• Directions for this task
Convert every line of the listing below into a numbered list, skipping blank lines. Leave the pictures out of your answer.

(Excerpts from a layout annotation set)
_____
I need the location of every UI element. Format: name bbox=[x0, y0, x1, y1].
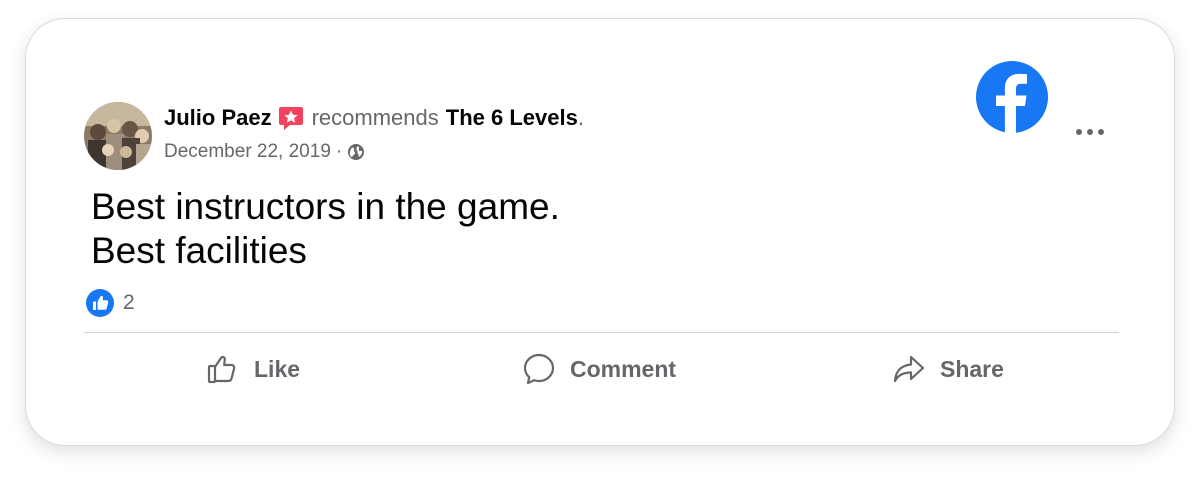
post-card: Julio Paez recommends The 6 Levels. Dece… bbox=[25, 18, 1175, 446]
comment-bubble-icon bbox=[523, 353, 555, 385]
avatar[interactable] bbox=[84, 102, 152, 170]
headline-period: . bbox=[577, 105, 584, 130]
reactions-summary[interactable]: 2 bbox=[86, 289, 135, 317]
more-options-icon[interactable] bbox=[1074, 122, 1106, 142]
share-button[interactable]: Share bbox=[892, 349, 1004, 389]
meta-separator: · bbox=[335, 141, 343, 162]
recommends-verb: recommends bbox=[311, 105, 439, 130]
author-name[interactable]: Julio Paez bbox=[164, 105, 272, 131]
like-button[interactable]: Like bbox=[206, 349, 300, 389]
share-arrow-icon bbox=[893, 355, 925, 383]
divider bbox=[84, 332, 1119, 333]
comment-label: Comment bbox=[570, 355, 677, 382]
post-meta: December 22, 2019 · bbox=[164, 141, 365, 163]
globe-icon bbox=[348, 144, 365, 160]
comment-button[interactable]: Comment bbox=[522, 349, 676, 389]
recommend-badge-icon bbox=[278, 107, 303, 130]
facebook-logo-icon bbox=[976, 61, 1048, 133]
post-headline: Julio Paez recommends The 6 Levels. bbox=[164, 105, 584, 131]
post-date[interactable]: December 22, 2019 bbox=[164, 141, 331, 163]
post-text-line: Best instructors in the game. bbox=[91, 186, 560, 227]
page-name[interactable]: The 6 Levels bbox=[446, 105, 578, 131]
share-label: Share bbox=[940, 355, 1004, 382]
post-text-line: Best facilities bbox=[91, 230, 307, 271]
like-label: Like bbox=[254, 355, 301, 382]
like-reaction-icon bbox=[86, 289, 114, 317]
thumbs-up-icon bbox=[207, 355, 236, 384]
post-text: Best instructors in the game. Best facil… bbox=[91, 185, 560, 273]
reaction-count: 2 bbox=[123, 291, 135, 314]
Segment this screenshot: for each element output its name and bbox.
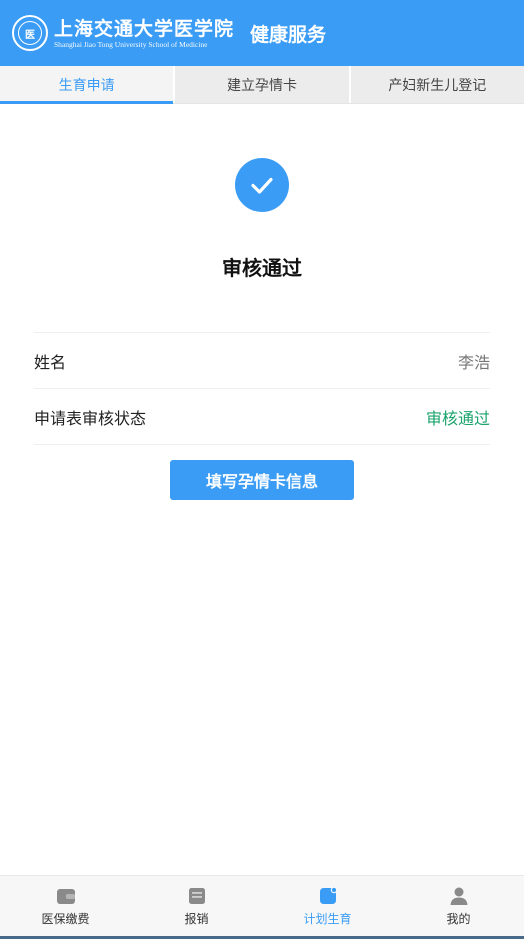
tab-birth-application[interactable]: 生育申请 [0, 66, 176, 104]
university-logo: 医 上海交通大学医学院 Shanghai Jiao Tong Universit… [12, 15, 234, 51]
status-title: 审核通过 [222, 258, 302, 280]
nav-item-family-planning[interactable]: 计划生育 [262, 876, 393, 939]
name-value: 李浩 [457, 354, 490, 372]
page-title: 健康服务 [250, 24, 327, 46]
bottom-nav: 医保缴费 报销 计划生育 我的 [0, 875, 524, 939]
logo-chinese-name: 上海交通大学医学院 [54, 17, 235, 40]
name-label: 姓名 [34, 354, 67, 372]
nav-item-medical-insurance[interactable]: 医保缴费 [0, 876, 131, 939]
info-row-name: 姓名 李浩 [34, 333, 490, 389]
tab-bar: 生育申请 建立孕情卡 产妇新生儿登记 [0, 66, 524, 104]
tab-pregnancy-card[interactable]: 建立孕情卡 [175, 66, 351, 103]
info-row-review-status: 申请表审核状态 审核通过 [34, 389, 490, 445]
nav-item-reimbursement[interactable]: 报销 [131, 876, 262, 939]
page: 医 上海交通大学医学院 Shanghai Jiao Tong Universit… [0, 0, 524, 939]
review-status-value: 审核通过 [425, 410, 490, 428]
seal-icon: 医 [12, 15, 48, 51]
info-list: 姓名 李浩 申请表审核状态 审核通过 [34, 332, 490, 445]
tab-newborn-registration[interactable]: 产妇新生儿登记 [350, 66, 524, 103]
nav-item-mine[interactable]: 我的 [393, 876, 524, 939]
wallet-icon [55, 885, 77, 907]
check-circle-icon [235, 158, 289, 212]
app-header: 医 上海交通大学医学院 Shanghai Jiao Tong Universit… [0, 0, 524, 66]
logo-english-name: Shanghai Jiao Tong University School of … [54, 39, 208, 49]
review-status-label: 申请表审核状态 [34, 410, 147, 428]
family-plan-icon [317, 885, 339, 907]
fill-pregnancy-card-button[interactable]: 填写孕情卡信息 [170, 460, 354, 500]
user-icon [448, 885, 470, 907]
receipt-icon [186, 885, 208, 907]
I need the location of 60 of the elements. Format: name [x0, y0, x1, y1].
_____
• Written answer
1. I need the location of every UI element. Format: name bbox=[x0, y0, x1, y1].
2. post-card: Julio Paez recommends The 6 Levels. Dece… bbox=[25, 18, 1175, 446]
3. comment-bubble-icon bbox=[523, 353, 555, 385]
4. avatar[interactable] bbox=[84, 102, 152, 170]
5. headline-period: . bbox=[577, 105, 584, 130]
6. reactions-summary[interactable]: 2 bbox=[86, 289, 135, 317]
7. more-options-icon[interactable] bbox=[1074, 122, 1106, 142]
8. share-button[interactable]: Share bbox=[892, 349, 1004, 389]
9. meta-separator: · bbox=[335, 141, 343, 162]
10. recommends-verb: recommends bbox=[311, 105, 439, 130]
11. author-name[interactable]: Julio Paez bbox=[164, 105, 272, 131]
12. like-button[interactable]: Like bbox=[206, 349, 300, 389]
13. share-arrow-icon bbox=[893, 355, 925, 383]
14. divider bbox=[84, 332, 1119, 333]
15. comment-label: Comment bbox=[570, 355, 677, 382]
16. post-meta: December 22, 2019 · bbox=[164, 141, 365, 163]
17. globe-icon bbox=[348, 144, 365, 160]
18. comment-button[interactable]: Comment bbox=[522, 349, 676, 389]
19. recommend-badge-icon bbox=[278, 107, 303, 130]
20. facebook-logo-icon bbox=[976, 61, 1048, 133]
21. post-headline: Julio Paez recommends The 6 Levels. bbox=[164, 105, 584, 131]
22. post-date[interactable]: December 22, 2019 bbox=[164, 141, 331, 163]
23. post-text-line: Best instructors in the game. bbox=[91, 186, 560, 227]
24. page-name[interactable]: The 6 Levels bbox=[446, 105, 578, 131]
25. share-label: Share bbox=[940, 355, 1004, 382]
26. post-text-line: Best facilities bbox=[91, 230, 307, 271]
27. like-label: Like bbox=[254, 355, 301, 382]
28. like-reaction-icon bbox=[86, 289, 114, 317]
29. thumbs-up-icon bbox=[207, 355, 236, 384]
30. post-text: Best instructors in the game. Best facil… bbox=[91, 185, 560, 273]
31. reaction-count: 2 bbox=[123, 291, 135, 314]
32. Segment this screenshot: for each element output its name and bbox.
33. tab-birth-application[interactable]: 生育申请 [0, 66, 176, 104]
34. university-logo: 医 上海交通大学医学院 Shanghai Jiao Tong Universit… [12, 15, 234, 51]
35. status-title: 审核通过 [222, 258, 302, 280]
36. nav-item-family-planning[interactable]: 计划生育 [262, 876, 393, 939]
37. name-value: 李浩 [457, 354, 490, 372]
38. page-title: 健康服务 [250, 24, 327, 46]
39. bottom-nav: 医保缴费 报销 计划生育 我的 [0, 875, 524, 939]
40. logo-chinese-name: 上海交通大学医学院 [54, 17, 235, 40]
41. name-label: 姓名 [34, 354, 67, 372]
42. nav-item-medical-insurance[interactable]: 医保缴费 [0, 876, 131, 939]
43. info-row-name: 姓名 李浩 [34, 333, 490, 389]
44. tab-bar: 生育申请 建立孕情卡 产妇新生儿登记 [0, 66, 524, 104]
45. tab-pregnancy-card[interactable]: 建立孕情卡 [175, 66, 351, 103]
46. info-row-review-status: 申请表审核状态 审核通过 [34, 389, 490, 445]
47. nav-item-reimbursement[interactable]: 报销 [131, 876, 262, 939]
48. page: 医 上海交通大学医学院 Shanghai Jiao Tong Universit… [0, 0, 524, 939]
49. review-status-value: 审核通过 [425, 410, 490, 428]
50. seal-icon: 医 [12, 15, 48, 51]
51. info-list: 姓名 李浩 申请表审核状态 审核通过 [34, 332, 490, 445]
52. tab-newborn-registration[interactable]: 产妇新生儿登记 [350, 66, 524, 103]
53. nav-item-mine[interactable]: 我的 [393, 876, 524, 939]
54. wallet-icon [55, 885, 77, 907]
55. check-circle-icon [235, 158, 289, 212]
56. app-header: 医 上海交通大学医学院 Shanghai Jiao Tong Universit… [0, 0, 524, 66]
57. logo-english-name: Shanghai Jiao Tong University School of … [54, 39, 208, 49]
58. review-status-label: 申请表审核状态 [34, 410, 147, 428]
59. family-plan-icon [317, 885, 339, 907]
60. fill-pregnancy-card-button[interactable]: 填写孕情卡信息 [170, 460, 354, 500]
61. user-icon [448, 885, 470, 907]
62. receipt-icon [186, 885, 208, 907]
63. I need the location of 60 of the elements. Format: name [x0, y0, x1, y1].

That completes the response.